**Exercise goal:** Without the pictures, print each of the records below exactly as it appears.

--

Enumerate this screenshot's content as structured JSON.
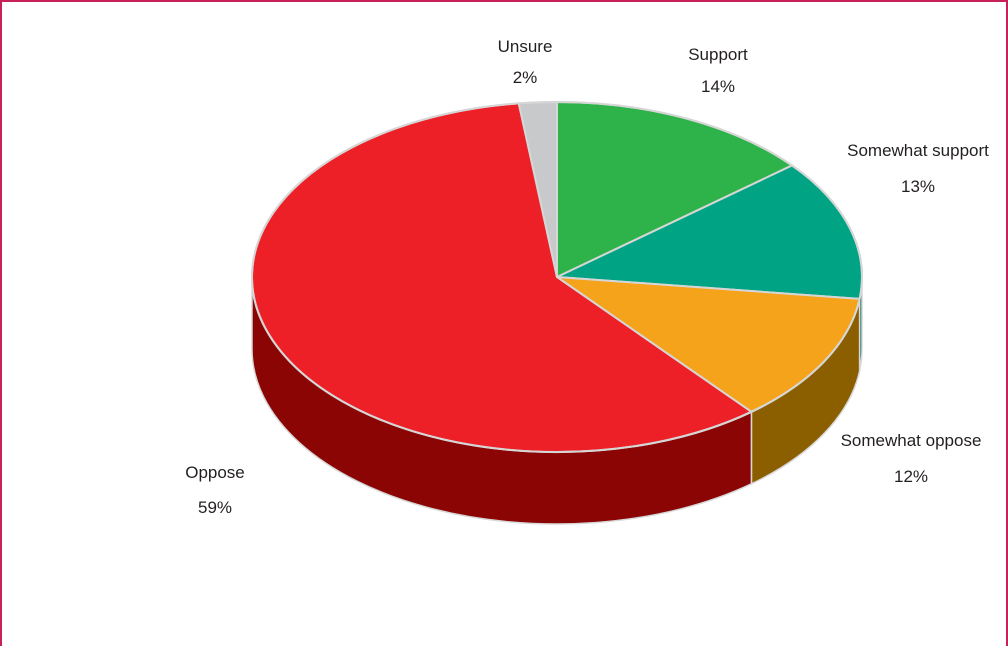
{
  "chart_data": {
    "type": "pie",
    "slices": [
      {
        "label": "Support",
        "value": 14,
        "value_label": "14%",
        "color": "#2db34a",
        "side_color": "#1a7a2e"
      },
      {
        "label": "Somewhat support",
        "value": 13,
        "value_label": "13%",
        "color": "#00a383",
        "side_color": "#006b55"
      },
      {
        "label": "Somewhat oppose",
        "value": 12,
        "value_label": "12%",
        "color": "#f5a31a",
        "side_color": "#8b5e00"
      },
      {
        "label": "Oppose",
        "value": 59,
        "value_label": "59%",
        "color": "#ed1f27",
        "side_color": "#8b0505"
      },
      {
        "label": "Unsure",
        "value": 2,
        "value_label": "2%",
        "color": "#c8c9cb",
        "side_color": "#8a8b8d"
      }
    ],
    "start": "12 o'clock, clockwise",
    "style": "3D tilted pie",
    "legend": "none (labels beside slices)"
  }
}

--

**Task solution:**
Enumerate this screenshot's content as structured JSON.
{
  "chart_data": {
    "type": "pie",
    "slices": [
      {
        "label": "Support",
        "value": 14,
        "value_label": "14%",
        "color": "#2db34a",
        "side_color": "#1a7a2e"
      },
      {
        "label": "Somewhat support",
        "value": 13,
        "value_label": "13%",
        "color": "#00a383",
        "side_color": "#006b55"
      },
      {
        "label": "Somewhat oppose",
        "value": 12,
        "value_label": "12%",
        "color": "#f5a31a",
        "side_color": "#8b5e00"
      },
      {
        "label": "Oppose",
        "value": 59,
        "value_label": "59%",
        "color": "#ed1f27",
        "side_color": "#8b0505"
      },
      {
        "label": "Unsure",
        "value": 2,
        "value_label": "2%",
        "color": "#c8c9cb",
        "side_color": "#8a8b8d"
      }
    ],
    "start": "12 o'clock, clockwise",
    "style": "3D tilted pie",
    "legend": "none (labels beside slices)"
  }
}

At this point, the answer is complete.